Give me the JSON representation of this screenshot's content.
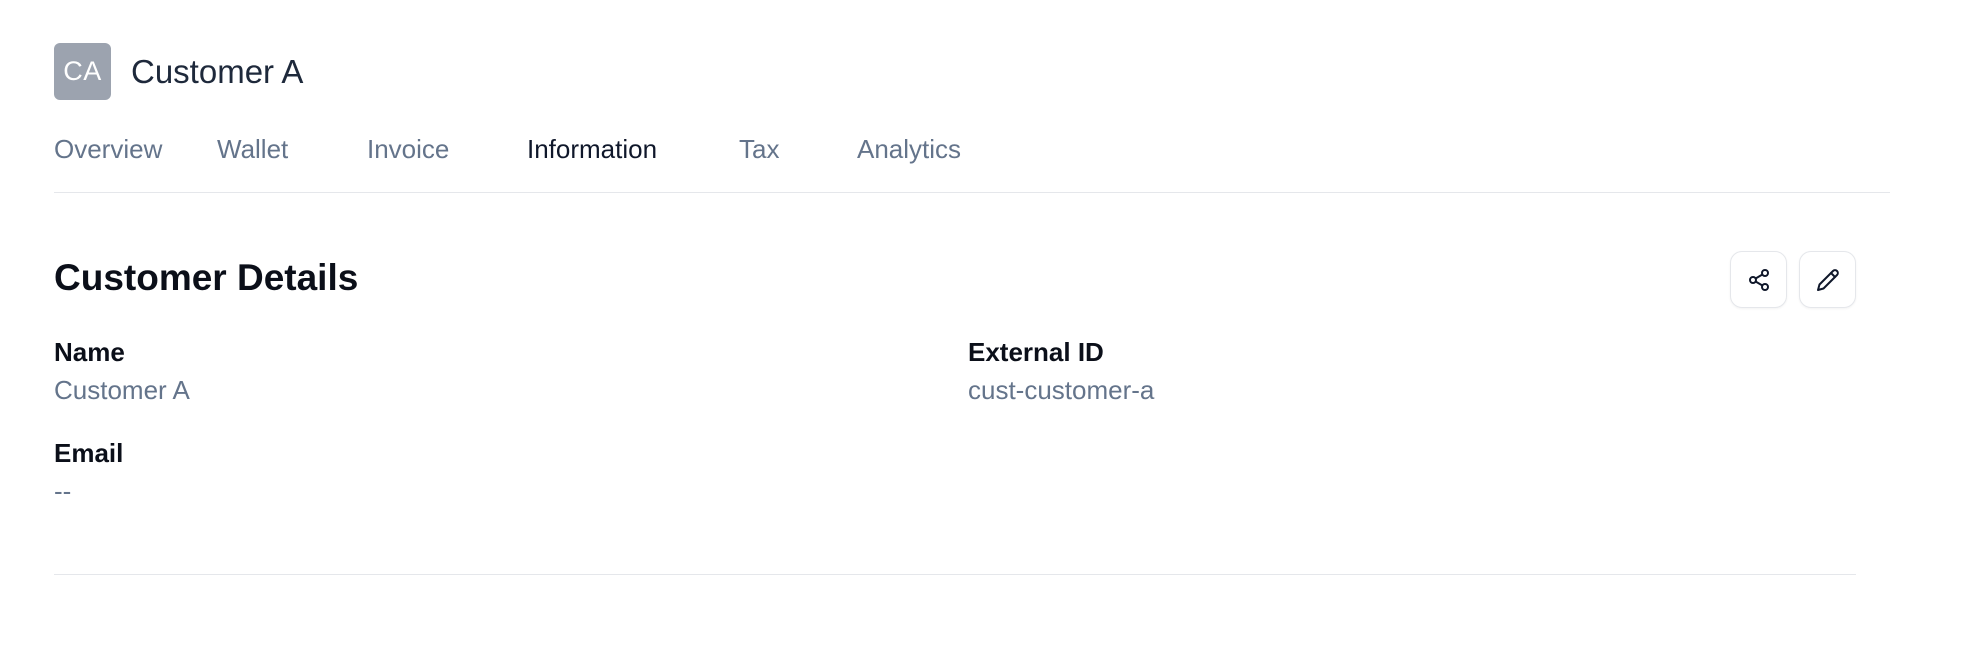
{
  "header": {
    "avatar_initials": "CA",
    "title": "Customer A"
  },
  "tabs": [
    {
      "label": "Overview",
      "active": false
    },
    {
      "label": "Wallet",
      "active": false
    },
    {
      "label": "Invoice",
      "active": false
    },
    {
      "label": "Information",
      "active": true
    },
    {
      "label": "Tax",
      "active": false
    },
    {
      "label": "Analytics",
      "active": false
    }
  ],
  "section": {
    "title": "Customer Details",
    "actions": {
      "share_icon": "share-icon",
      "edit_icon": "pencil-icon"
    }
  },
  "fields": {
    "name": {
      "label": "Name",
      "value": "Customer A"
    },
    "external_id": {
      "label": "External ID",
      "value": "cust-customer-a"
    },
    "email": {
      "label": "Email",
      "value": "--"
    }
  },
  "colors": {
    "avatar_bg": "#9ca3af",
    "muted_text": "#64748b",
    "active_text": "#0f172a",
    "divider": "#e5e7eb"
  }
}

******************************

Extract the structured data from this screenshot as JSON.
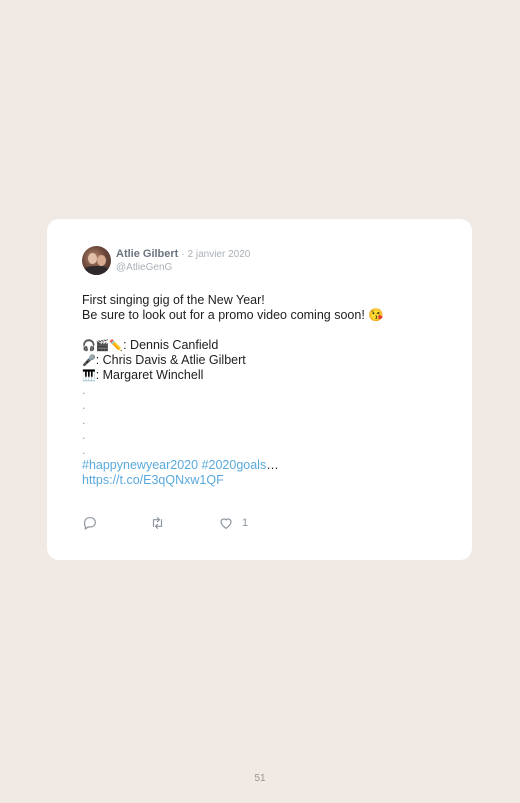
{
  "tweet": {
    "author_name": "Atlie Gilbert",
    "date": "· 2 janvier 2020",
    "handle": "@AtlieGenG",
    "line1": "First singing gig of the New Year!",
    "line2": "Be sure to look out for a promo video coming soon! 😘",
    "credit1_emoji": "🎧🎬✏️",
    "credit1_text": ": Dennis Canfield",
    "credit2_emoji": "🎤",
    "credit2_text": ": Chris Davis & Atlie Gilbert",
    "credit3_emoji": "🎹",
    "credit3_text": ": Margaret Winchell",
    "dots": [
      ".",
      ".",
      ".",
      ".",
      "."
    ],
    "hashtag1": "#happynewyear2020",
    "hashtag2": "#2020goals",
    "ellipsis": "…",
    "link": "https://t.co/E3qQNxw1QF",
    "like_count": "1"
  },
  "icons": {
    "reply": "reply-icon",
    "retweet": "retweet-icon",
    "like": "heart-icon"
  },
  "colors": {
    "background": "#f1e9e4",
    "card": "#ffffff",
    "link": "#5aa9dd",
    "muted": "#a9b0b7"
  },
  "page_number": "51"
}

******************************

*Directions*: For this exercise, gather every line of the data that contains the word "link".

*Solution below*:
    "link": "https://t.co/E3qQNxw1QF",
    "link": "#5aa9dd",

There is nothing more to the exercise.